PROBLEM DETAILS ::
Can you reproduce the data below with every "transverse section" replaced by "cross section", leaving everything else unchanged and omitting the pictures?

GIVEN ENTRIES ::
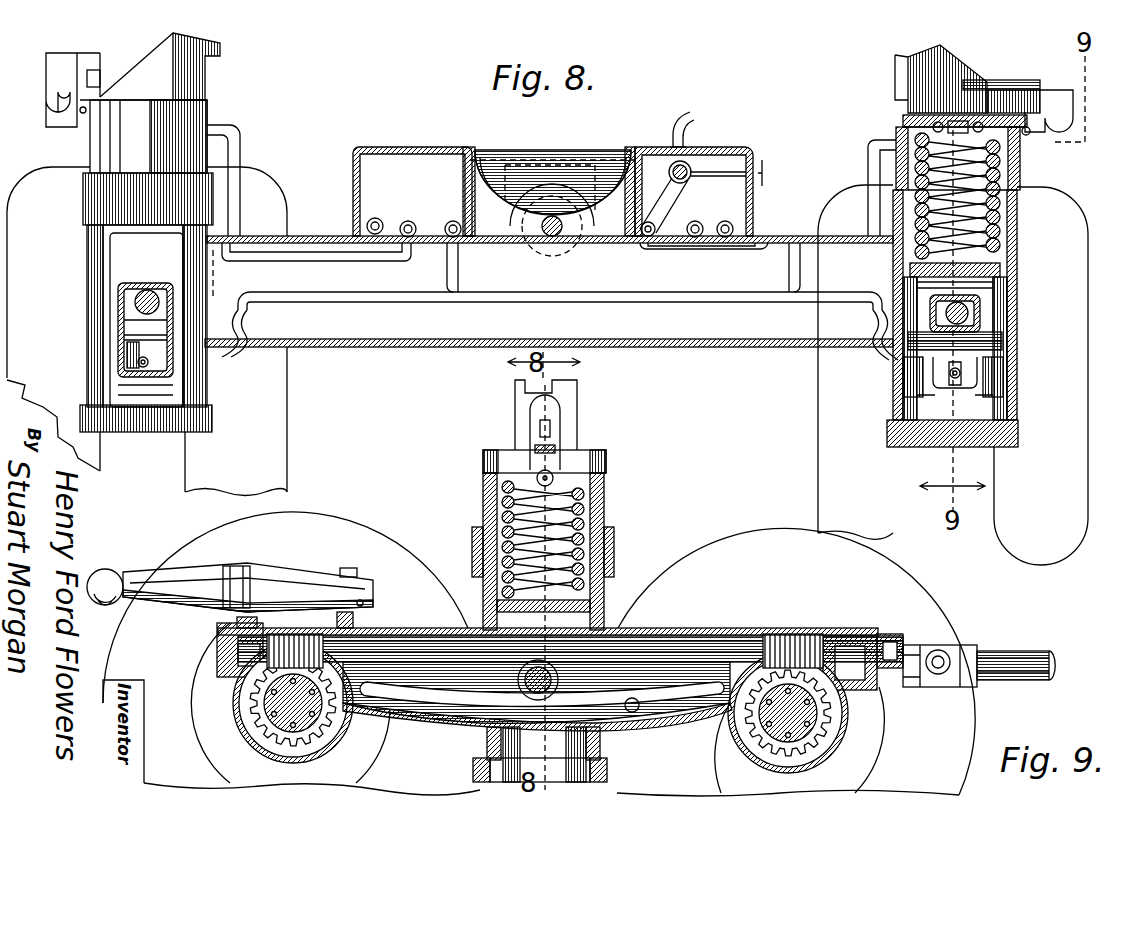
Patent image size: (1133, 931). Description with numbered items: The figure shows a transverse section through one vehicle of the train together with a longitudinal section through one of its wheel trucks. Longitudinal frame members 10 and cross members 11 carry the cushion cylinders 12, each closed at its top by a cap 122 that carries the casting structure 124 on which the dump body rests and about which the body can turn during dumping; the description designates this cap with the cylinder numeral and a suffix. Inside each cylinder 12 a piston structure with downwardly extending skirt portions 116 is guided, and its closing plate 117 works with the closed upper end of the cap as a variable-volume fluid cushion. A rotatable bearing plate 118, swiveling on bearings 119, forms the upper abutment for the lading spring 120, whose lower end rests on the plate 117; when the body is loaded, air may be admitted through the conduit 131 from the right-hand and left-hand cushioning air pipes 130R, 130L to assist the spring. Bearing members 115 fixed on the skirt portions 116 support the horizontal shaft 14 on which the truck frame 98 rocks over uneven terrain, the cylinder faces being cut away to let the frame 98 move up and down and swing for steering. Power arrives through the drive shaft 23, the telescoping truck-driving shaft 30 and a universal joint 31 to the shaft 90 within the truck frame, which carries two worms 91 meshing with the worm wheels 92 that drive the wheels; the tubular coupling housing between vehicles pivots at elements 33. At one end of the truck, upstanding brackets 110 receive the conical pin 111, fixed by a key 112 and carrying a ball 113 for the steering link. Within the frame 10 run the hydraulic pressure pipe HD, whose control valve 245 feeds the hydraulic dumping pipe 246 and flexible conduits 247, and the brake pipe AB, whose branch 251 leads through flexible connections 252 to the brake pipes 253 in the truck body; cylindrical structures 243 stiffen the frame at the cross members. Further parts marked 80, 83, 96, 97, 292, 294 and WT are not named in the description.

In FIG. 8, the longitudinal frame members 10 is at (320, 200).
In FIG. 8, the cross members 11 is at (748, 348).
In FIG. 8, the cushion cylinders 12 is at (92, 342).
In FIG. 8, the horizontal shaft 14 is at (1003, 346).
In FIG. 9, the horizontal shaft 14 is at (613, 639).
In FIG. 8, the drive shaft 23 is at (556, 238).
In FIG. 9, the telescoping truck-driving shafts 30 is at (1006, 651).
In FIG. 9, the universal joints 31 is at (940, 650).
In FIG. 8, the pivot elements 33 is at (590, 226).
In FIG. 8, the pipe 80 is at (377, 218).
In FIG. 8, the pipe 83 is at (735, 229).
In FIG. 8, the shaft 90 is at (135, 302).
In FIG. 9, the shaft 90 is at (690, 648).
In FIG. 9, the worms 91 is at (298, 634).
In FIG. 9, the worm wheels 92 is at (336, 722).
In FIG. 9, the gear housing 96 is at (206, 672).
In FIG. 9, the housing ring 97 is at (236, 716).
In FIG. 8, the truck frame 98 is at (170, 306).
In FIG. 9, the truck frame 98 is at (654, 628).
In FIG. 8, the upstanding brackets 110 is at (914, 297).
In FIG. 9, the upstanding brackets 110 is at (252, 566).
In FIG. 9, the conical pin 111 is at (286, 580).
In FIG. 9, the key 112 is at (370, 566).
In FIG. 9, the ball 113 is at (110, 569).
In FIG. 8, the bearing members 115 is at (893, 380).
In FIG. 8, the skirt portions 116 is at (1005, 322).
In FIG. 9, the skirt portions 116 is at (490, 742).
In FIG. 8, the closing plate 117 is at (1002, 277).
In FIG. 9, the closing plate 117 is at (478, 574).
In FIG. 8, the rotatable bearing plate 118 is at (900, 118).
In FIG. 8, the bearings 119 is at (940, 124).
In FIG. 8, the lading spring 120 is at (1000, 192).
In FIG. 9, the lading spring 120 is at (584, 527).
In FIG. 8, the cylinder 122 is at (1020, 172).
In FIG. 9, the cylinder 122 is at (604, 490).
In FIG. 8, the head members 124 is at (147, 68).
In FIG. 9, the head members 124 is at (578, 424).
In FIG. 8, the right-hand cushioning air pipe 130R is at (412, 221).
In FIG. 8, the left-hand cushioning air pipe 130L is at (705, 224).
In FIG. 8, the branch conduit 131 is at (238, 150).
In FIG. 8, the cylindrical structures 243 is at (580, 172).
In FIG. 8, the control valve 245 is at (690, 165).
In FIG. 8, the hydraulic dumping pipe 246 is at (672, 166).
In FIG. 8, the flexible conduits 247 is at (678, 112).
In FIG. 8, the branch 251 is at (458, 283).
In FIG. 8, the flexible connections 252 is at (246, 334).
In FIG. 8, the brake pipes 253 is at (175, 364).
In FIG. 9, the brake pipes 253 is at (664, 712).
In FIG. 8, the bowl wall 292 is at (627, 186).
In FIG. 8, the lever arm 294 is at (676, 206).
In FIG. 8, the brake pipe AB is at (452, 221).
In FIG. 8, the hydraulic pressure pipe HD is at (648, 246).
In FIG. 8, the wheel tire WT is at (822, 418).
In FIG. 9, the wheel tire WT is at (744, 528).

RESPONSE BELOW ::
Patent image size: (1133, 931). Description with numbered items: The figure shows a cross section through one vehicle of the train together with a longitudinal section through one of its wheel trucks. Longitudinal frame members 10 and cross members 11 carry the cushion cylinders 12, each closed at its top by a cap 122 that carries the casting structure 124 on which the dump body rests and about which the body can turn during dumping; the description designates this cap with the cylinder numeral and a suffix. Inside each cylinder 12 a piston structure with downwardly extending skirt portions 116 is guided, and its closing plate 117 works with the closed upper end of the cap as a variable-volume fluid cushion. A rotatable bearing plate 118, swiveling on bearings 119, forms the upper abutment for the lading spring 120, whose lower end rests on the plate 117; when the body is loaded, air may be admitted through the conduit 131 from the right-hand and left-hand cushioning air pipes 130R, 130L to assist the spring. Bearing members 115 fixed on the skirt portions 116 support the horizontal shaft 14 on which the truck frame 98 rocks over uneven terrain, the cylinder faces being cut away to let the frame 98 move up and down and swing for steering. Power arrives through the drive shaft 23, the telescoping truck-driving shaft 30 and a universal joint 31 to the shaft 90 within the truck frame, which carries two worms 91 meshing with the worm wheels 92 that drive the wheels; the tubular coupling housing between vehicles pivots at elements 33. At one end of the truck, upstanding brackets 110 receive the conical pin 111, fixed by a key 112 and carrying a ball 113 for the steering link. Within the frame 10 run the hydraulic pressure pipe HD, whose control valve 245 feeds the hydraulic dumping pipe 246 and flexible conduits 247, and the brake pipe AB, whose branch 251 leads through flexible connections 252 to the brake pipes 253 in the truck body; cylindrical structures 243 stiffen the frame at the cross members. Further parts marked 80, 83, 96, 97, 292, 294 and WT are not named in the description.

In FIG. 8, the longitudinal frame members 10 is at (320, 200).
In FIG. 8, the cross members 11 is at (748, 348).
In FIG. 8, the cushion cylinders 12 is at (92, 342).
In FIG. 8, the horizontal shaft 14 is at (1003, 346).
In FIG. 9, the horizontal shaft 14 is at (613, 639).
In FIG. 8, the drive shaft 23 is at (556, 238).
In FIG. 9, the telescoping truck-driving shafts 30 is at (1006, 651).
In FIG. 9, the universal joints 31 is at (940, 650).
In FIG. 8, the pivot elements 33 is at (590, 226).
In FIG. 8, the pipe 80 is at (377, 218).
In FIG. 8, the pipe 83 is at (735, 229).
In FIG. 8, the shaft 90 is at (135, 302).
In FIG. 9, the shaft 90 is at (690, 648).
In FIG. 9, the worms 91 is at (298, 634).
In FIG. 9, the worm wheels 92 is at (336, 722).
In FIG. 9, the gear housing 96 is at (206, 672).
In FIG. 9, the housing ring 97 is at (236, 716).
In FIG. 8, the truck frame 98 is at (170, 306).
In FIG. 9, the truck frame 98 is at (654, 628).
In FIG. 8, the upstanding brackets 110 is at (914, 297).
In FIG. 9, the upstanding brackets 110 is at (252, 566).
In FIG. 9, the conical pin 111 is at (286, 580).
In FIG. 9, the key 112 is at (370, 566).
In FIG. 9, the ball 113 is at (110, 569).
In FIG. 8, the bearing members 115 is at (893, 380).
In FIG. 8, the skirt portions 116 is at (1005, 322).
In FIG. 9, the skirt portions 116 is at (490, 742).
In FIG. 8, the closing plate 117 is at (1002, 277).
In FIG. 9, the closing plate 117 is at (478, 574).
In FIG. 8, the rotatable bearing plate 118 is at (900, 118).
In FIG. 8, the bearings 119 is at (940, 124).
In FIG. 8, the lading spring 120 is at (1000, 192).
In FIG. 9, the lading spring 120 is at (584, 527).
In FIG. 8, the cylinder 122 is at (1020, 172).
In FIG. 9, the cylinder 122 is at (604, 490).
In FIG. 8, the head members 124 is at (147, 68).
In FIG. 9, the head members 124 is at (578, 424).
In FIG. 8, the right-hand cushioning air pipe 130R is at (412, 221).
In FIG. 8, the left-hand cushioning air pipe 130L is at (705, 224).
In FIG. 8, the branch conduit 131 is at (238, 150).
In FIG. 8, the cylindrical structures 243 is at (580, 172).
In FIG. 8, the control valve 245 is at (690, 165).
In FIG. 8, the hydraulic dumping pipe 246 is at (672, 166).
In FIG. 8, the flexible conduits 247 is at (678, 112).
In FIG. 8, the branch 251 is at (458, 283).
In FIG. 8, the flexible connections 252 is at (246, 334).
In FIG. 8, the brake pipes 253 is at (175, 364).
In FIG. 9, the brake pipes 253 is at (664, 712).
In FIG. 8, the bowl wall 292 is at (627, 186).
In FIG. 8, the lever arm 294 is at (676, 206).
In FIG. 8, the brake pipe AB is at (452, 221).
In FIG. 8, the hydraulic pressure pipe HD is at (648, 246).
In FIG. 8, the wheel tire WT is at (822, 418).
In FIG. 9, the wheel tire WT is at (744, 528).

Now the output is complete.